(Rows from a figure dataset)

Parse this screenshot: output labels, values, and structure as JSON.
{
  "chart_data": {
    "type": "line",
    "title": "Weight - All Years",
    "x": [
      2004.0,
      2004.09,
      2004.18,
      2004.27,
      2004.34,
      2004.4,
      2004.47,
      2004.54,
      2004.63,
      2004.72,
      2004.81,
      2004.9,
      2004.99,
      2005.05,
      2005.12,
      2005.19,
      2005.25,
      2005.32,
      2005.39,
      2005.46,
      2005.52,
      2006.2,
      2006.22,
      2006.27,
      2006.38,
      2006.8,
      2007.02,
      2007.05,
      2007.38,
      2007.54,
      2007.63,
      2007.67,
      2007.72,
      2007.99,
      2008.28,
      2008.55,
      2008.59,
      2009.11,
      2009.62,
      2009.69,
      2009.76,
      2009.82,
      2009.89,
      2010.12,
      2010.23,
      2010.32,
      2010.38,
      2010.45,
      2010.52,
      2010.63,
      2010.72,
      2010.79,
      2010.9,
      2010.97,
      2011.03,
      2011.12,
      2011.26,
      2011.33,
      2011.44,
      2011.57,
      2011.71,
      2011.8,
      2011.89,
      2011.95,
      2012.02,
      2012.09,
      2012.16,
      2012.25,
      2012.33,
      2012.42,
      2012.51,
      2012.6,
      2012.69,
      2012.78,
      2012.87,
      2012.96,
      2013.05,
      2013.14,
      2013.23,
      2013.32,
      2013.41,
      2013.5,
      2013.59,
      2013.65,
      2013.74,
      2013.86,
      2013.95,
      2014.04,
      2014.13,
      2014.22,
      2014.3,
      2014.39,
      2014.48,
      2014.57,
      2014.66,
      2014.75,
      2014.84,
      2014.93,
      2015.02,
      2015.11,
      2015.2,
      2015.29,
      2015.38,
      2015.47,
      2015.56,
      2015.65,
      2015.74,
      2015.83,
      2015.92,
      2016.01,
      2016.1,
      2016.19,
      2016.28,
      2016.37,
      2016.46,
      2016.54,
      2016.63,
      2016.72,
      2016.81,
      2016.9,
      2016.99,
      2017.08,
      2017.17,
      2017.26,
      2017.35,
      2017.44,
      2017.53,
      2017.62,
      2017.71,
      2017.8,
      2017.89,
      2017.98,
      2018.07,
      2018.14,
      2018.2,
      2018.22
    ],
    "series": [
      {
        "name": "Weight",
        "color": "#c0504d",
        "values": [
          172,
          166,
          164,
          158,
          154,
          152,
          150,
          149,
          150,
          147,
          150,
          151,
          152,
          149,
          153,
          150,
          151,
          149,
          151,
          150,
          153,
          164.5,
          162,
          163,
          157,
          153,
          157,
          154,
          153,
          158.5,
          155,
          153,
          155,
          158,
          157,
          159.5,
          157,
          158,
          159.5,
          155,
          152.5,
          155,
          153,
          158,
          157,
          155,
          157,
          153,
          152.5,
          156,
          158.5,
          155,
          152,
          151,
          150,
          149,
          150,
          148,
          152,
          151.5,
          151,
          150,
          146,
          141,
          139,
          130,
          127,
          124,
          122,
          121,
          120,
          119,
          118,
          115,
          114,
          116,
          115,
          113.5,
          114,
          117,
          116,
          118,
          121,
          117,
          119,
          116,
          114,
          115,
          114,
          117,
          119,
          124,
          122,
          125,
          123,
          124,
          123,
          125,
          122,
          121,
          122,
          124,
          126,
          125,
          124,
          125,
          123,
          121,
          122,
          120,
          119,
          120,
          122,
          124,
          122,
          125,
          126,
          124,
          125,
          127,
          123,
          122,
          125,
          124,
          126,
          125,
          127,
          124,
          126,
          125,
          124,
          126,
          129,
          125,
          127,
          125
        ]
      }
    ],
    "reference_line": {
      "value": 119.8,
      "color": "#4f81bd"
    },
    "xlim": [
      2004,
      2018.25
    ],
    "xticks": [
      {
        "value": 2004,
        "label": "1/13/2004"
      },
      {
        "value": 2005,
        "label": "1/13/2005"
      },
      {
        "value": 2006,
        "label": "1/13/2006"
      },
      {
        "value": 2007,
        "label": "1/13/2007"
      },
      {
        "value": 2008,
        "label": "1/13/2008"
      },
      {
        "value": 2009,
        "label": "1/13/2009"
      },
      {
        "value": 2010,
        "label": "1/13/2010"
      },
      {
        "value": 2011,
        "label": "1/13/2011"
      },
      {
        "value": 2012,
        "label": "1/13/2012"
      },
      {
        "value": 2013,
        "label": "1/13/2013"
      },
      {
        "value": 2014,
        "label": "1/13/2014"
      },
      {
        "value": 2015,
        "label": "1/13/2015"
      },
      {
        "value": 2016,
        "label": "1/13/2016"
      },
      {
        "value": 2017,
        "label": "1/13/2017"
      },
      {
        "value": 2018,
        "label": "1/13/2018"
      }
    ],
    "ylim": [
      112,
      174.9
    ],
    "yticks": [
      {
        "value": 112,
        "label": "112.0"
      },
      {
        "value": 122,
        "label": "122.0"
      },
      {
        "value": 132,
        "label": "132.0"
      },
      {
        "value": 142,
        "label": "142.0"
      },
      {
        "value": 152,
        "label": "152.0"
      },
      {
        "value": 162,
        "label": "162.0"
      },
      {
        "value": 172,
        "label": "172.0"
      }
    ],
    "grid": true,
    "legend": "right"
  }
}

- SHORT TASK -
Every line of the data above should be reproduced word for word.

- OUTPUT -
Parse this screenshot: output labels, values, and structure as JSON.
{
  "chart_data": {
    "type": "line",
    "title": "Weight - All Years",
    "x": [
      2004.0,
      2004.09,
      2004.18,
      2004.27,
      2004.34,
      2004.4,
      2004.47,
      2004.54,
      2004.63,
      2004.72,
      2004.81,
      2004.9,
      2004.99,
      2005.05,
      2005.12,
      2005.19,
      2005.25,
      2005.32,
      2005.39,
      2005.46,
      2005.52,
      2006.2,
      2006.22,
      2006.27,
      2006.38,
      2006.8,
      2007.02,
      2007.05,
      2007.38,
      2007.54,
      2007.63,
      2007.67,
      2007.72,
      2007.99,
      2008.28,
      2008.55,
      2008.59,
      2009.11,
      2009.62,
      2009.69,
      2009.76,
      2009.82,
      2009.89,
      2010.12,
      2010.23,
      2010.32,
      2010.38,
      2010.45,
      2010.52,
      2010.63,
      2010.72,
      2010.79,
      2010.9,
      2010.97,
      2011.03,
      2011.12,
      2011.26,
      2011.33,
      2011.44,
      2011.57,
      2011.71,
      2011.8,
      2011.89,
      2011.95,
      2012.02,
      2012.09,
      2012.16,
      2012.25,
      2012.33,
      2012.42,
      2012.51,
      2012.6,
      2012.69,
      2012.78,
      2012.87,
      2012.96,
      2013.05,
      2013.14,
      2013.23,
      2013.32,
      2013.41,
      2013.5,
      2013.59,
      2013.65,
      2013.74,
      2013.86,
      2013.95,
      2014.04,
      2014.13,
      2014.22,
      2014.3,
      2014.39,
      2014.48,
      2014.57,
      2014.66,
      2014.75,
      2014.84,
      2014.93,
      2015.02,
      2015.11,
      2015.2,
      2015.29,
      2015.38,
      2015.47,
      2015.56,
      2015.65,
      2015.74,
      2015.83,
      2015.92,
      2016.01,
      2016.1,
      2016.19,
      2016.28,
      2016.37,
      2016.46,
      2016.54,
      2016.63,
      2016.72,
      2016.81,
      2016.9,
      2016.99,
      2017.08,
      2017.17,
      2017.26,
      2017.35,
      2017.44,
      2017.53,
      2017.62,
      2017.71,
      2017.8,
      2017.89,
      2017.98,
      2018.07,
      2018.14,
      2018.2,
      2018.22
    ],
    "series": [
      {
        "name": "Weight",
        "color": "#c0504d",
        "values": [
          172,
          166,
          164,
          158,
          154,
          152,
          150,
          149,
          150,
          147,
          150,
          151,
          152,
          149,
          153,
          150,
          151,
          149,
          151,
          150,
          153,
          164.5,
          162,
          163,
          157,
          153,
          157,
          154,
          153,
          158.5,
          155,
          153,
          155,
          158,
          157,
          159.5,
          157,
          158,
          159.5,
          155,
          152.5,
          155,
          153,
          158,
          157,
          155,
          157,
          153,
          152.5,
          156,
          158.5,
          155,
          152,
          151,
          150,
          149,
          150,
          148,
          152,
          151.5,
          151,
          150,
          146,
          141,
          139,
          130,
          127,
          124,
          122,
          121,
          120,
          119,
          118,
          115,
          114,
          116,
          115,
          113.5,
          114,
          117,
          116,
          118,
          121,
          117,
          119,
          116,
          114,
          115,
          114,
          117,
          119,
          124,
          122,
          125,
          123,
          124,
          123,
          125,
          122,
          121,
          122,
          124,
          126,
          125,
          124,
          125,
          123,
          121,
          122,
          120,
          119,
          120,
          122,
          124,
          122,
          125,
          126,
          124,
          125,
          127,
          123,
          122,
          125,
          124,
          126,
          125,
          127,
          124,
          126,
          125,
          124,
          126,
          129,
          125,
          127,
          125
        ]
      }
    ],
    "reference_line": {
      "value": 119.8,
      "color": "#4f81bd"
    },
    "xlim": [
      2004,
      2018.25
    ],
    "xticks": [
      {
        "value": 2004,
        "label": "1/13/2004"
      },
      {
        "value": 2005,
        "label": "1/13/2005"
      },
      {
        "value": 2006,
        "label": "1/13/2006"
      },
      {
        "value": 2007,
        "label": "1/13/2007"
      },
      {
        "value": 2008,
        "label": "1/13/2008"
      },
      {
        "value": 2009,
        "label": "1/13/2009"
      },
      {
        "value": 2010,
        "label": "1/13/2010"
      },
      {
        "value": 2011,
        "label": "1/13/2011"
      },
      {
        "value": 2012,
        "label": "1/13/2012"
      },
      {
        "value": 2013,
        "label": "1/13/2013"
      },
      {
        "value": 2014,
        "label": "1/13/2014"
      },
      {
        "value": 2015,
        "label": "1/13/2015"
      },
      {
        "value": 2016,
        "label": "1/13/2016"
      },
      {
        "value": 2017,
        "label": "1/13/2017"
      },
      {
        "value": 2018,
        "label": "1/13/2018"
      }
    ],
    "ylim": [
      112,
      174.9
    ],
    "yticks": [
      {
        "value": 112,
        "label": "112.0"
      },
      {
        "value": 122,
        "label": "122.0"
      },
      {
        "value": 132,
        "label": "132.0"
      },
      {
        "value": 142,
        "label": "142.0"
      },
      {
        "value": 152,
        "label": "152.0"
      },
      {
        "value": 162,
        "label": "162.0"
      },
      {
        "value": 172,
        "label": "172.0"
      }
    ],
    "grid": true,
    "legend": "right"
  }
}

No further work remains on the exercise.